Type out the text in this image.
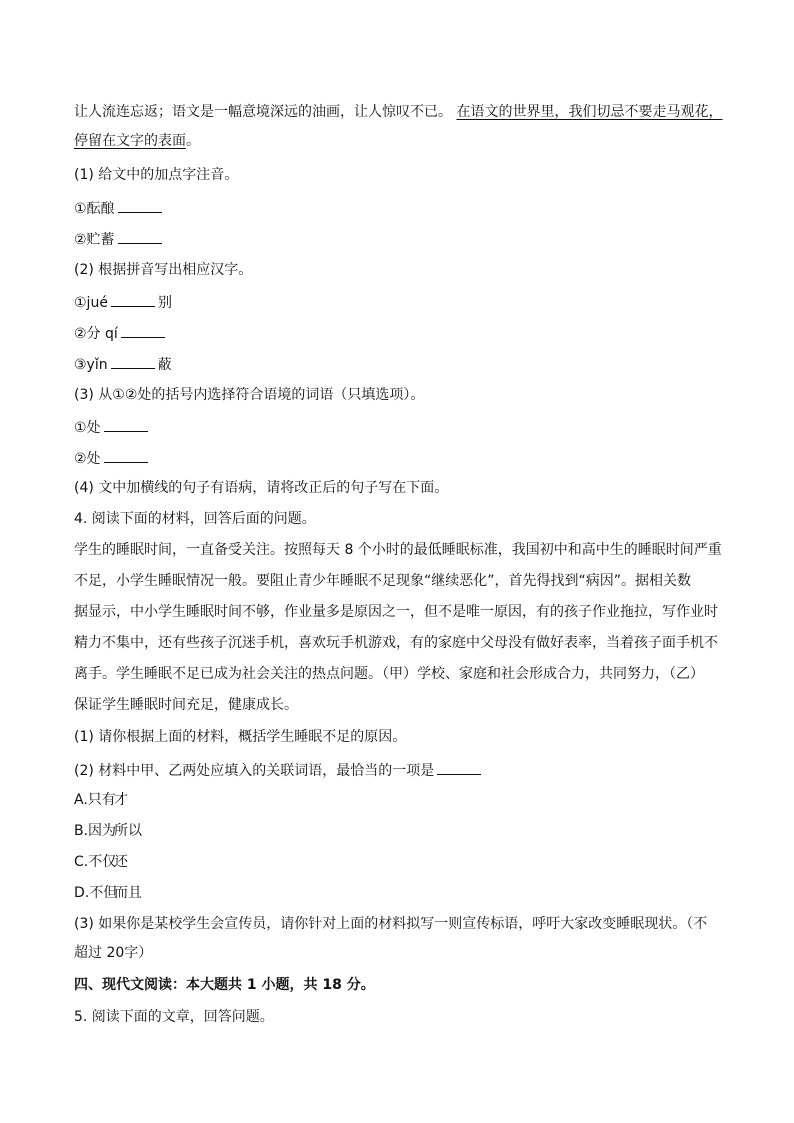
让人流连忘返；语文是一幅意境深远的油画，让人惊叹不已。 在语文的世界里，我们切忌不要走马观花，
停留在文字的表面。
(1) 给文中的加点字注音。
①酝酿
②贮蓄
(2) 根据拼音写出相应汉字。
①jué	别
②分 qí
③yǐn	蔽
(3) 从①②处的括号内选择符合语境的词语（只填选项）。
①处
②处
(4) 文中加横线的句子有语病，请将改正后的句子写在下面。
4. 阅读下面的材料，回答后面的问题。
学生的睡眠时间，一直备受关注。按照每天 8 个小时的最低睡眠标准，我国初中和高中生的睡眠时间严重
不足，小学生睡眠情况一般。要阻止青少年睡眠不足现象“继续恶化”，首先得找到“病因”。据相关数
据显示，中小学生睡眠时间不够，作业量多是原因之一，但不是唯一原因，有的孩子作业拖拉，写作业时
精力不集中，还有些孩子沉迷手机，喜欢玩手机游戏，有的家庭中父母没有做好表率，当着孩子面手机不
离手。学生睡眠不足已成为社会关注的热点问题。（甲）学校、家庭和社会形成合力，共同努力，（乙）
保证学生睡眠时间充足，健康成长。
(1) 请你根据上面的材料，概括学生睡眠不足的原因。
(2) 材料中甲、乙两处应填入的关联词语，最恰当的一项是
A.只有才
B.因为所以
C.不仅还
D.不但而且
(3) 如果你是某校学生会宣传员，请你针对上面的材料拟写一则宣传标语，呼吁大家改变睡眠现状。（不
超过 20字）
四、现代文阅读：本大题共 1 小题，共 18 分。
5. 阅读下面的文章，回答问题。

◇ ◇ ◇ ◇

Instructions to follow: Make a verbatim copy of all the entries and strip out the pictures.

Complete response:
Type out the text in this image.
让人流连忘返；语文是一幅意境深远的油画，让人惊叹不已。 在语文的世界里，我们切忌不要走马观花，
停留在文字的表面。
(1) 给文中的加点字注音。
①酝酿
②贮蓄
(2) 根据拼音写出相应汉字。
①jué	别
②分 qí
③yǐn	蔽
(3) 从①②处的括号内选择符合语境的词语（只填选项）。
①处
②处
(4) 文中加横线的句子有语病，请将改正后的句子写在下面。
4. 阅读下面的材料，回答后面的问题。
学生的睡眠时间，一直备受关注。按照每天 8 个小时的最低睡眠标准，我国初中和高中生的睡眠时间严重
不足，小学生睡眠情况一般。要阻止青少年睡眠不足现象“继续恶化”，首先得找到“病因”。据相关数
据显示，中小学生睡眠时间不够，作业量多是原因之一，但不是唯一原因，有的孩子作业拖拉，写作业时
精力不集中，还有些孩子沉迷手机，喜欢玩手机游戏，有的家庭中父母没有做好表率，当着孩子面手机不
离手。学生睡眠不足已成为社会关注的热点问题。（甲）学校、家庭和社会形成合力，共同努力，（乙）
保证学生睡眠时间充足，健康成长。
(1) 请你根据上面的材料，概括学生睡眠不足的原因。
(2) 材料中甲、乙两处应填入的关联词语，最恰当的一项是
A.只有才
B.因为所以
C.不仅还
D.不但而且
(3) 如果你是某校学生会宣传员，请你针对上面的材料拟写一则宣传标语，呼吁大家改变睡眠现状。（不
超过 20字）
四、现代文阅读：本大题共 1 小题，共 18 分。
5. 阅读下面的文章，回答问题。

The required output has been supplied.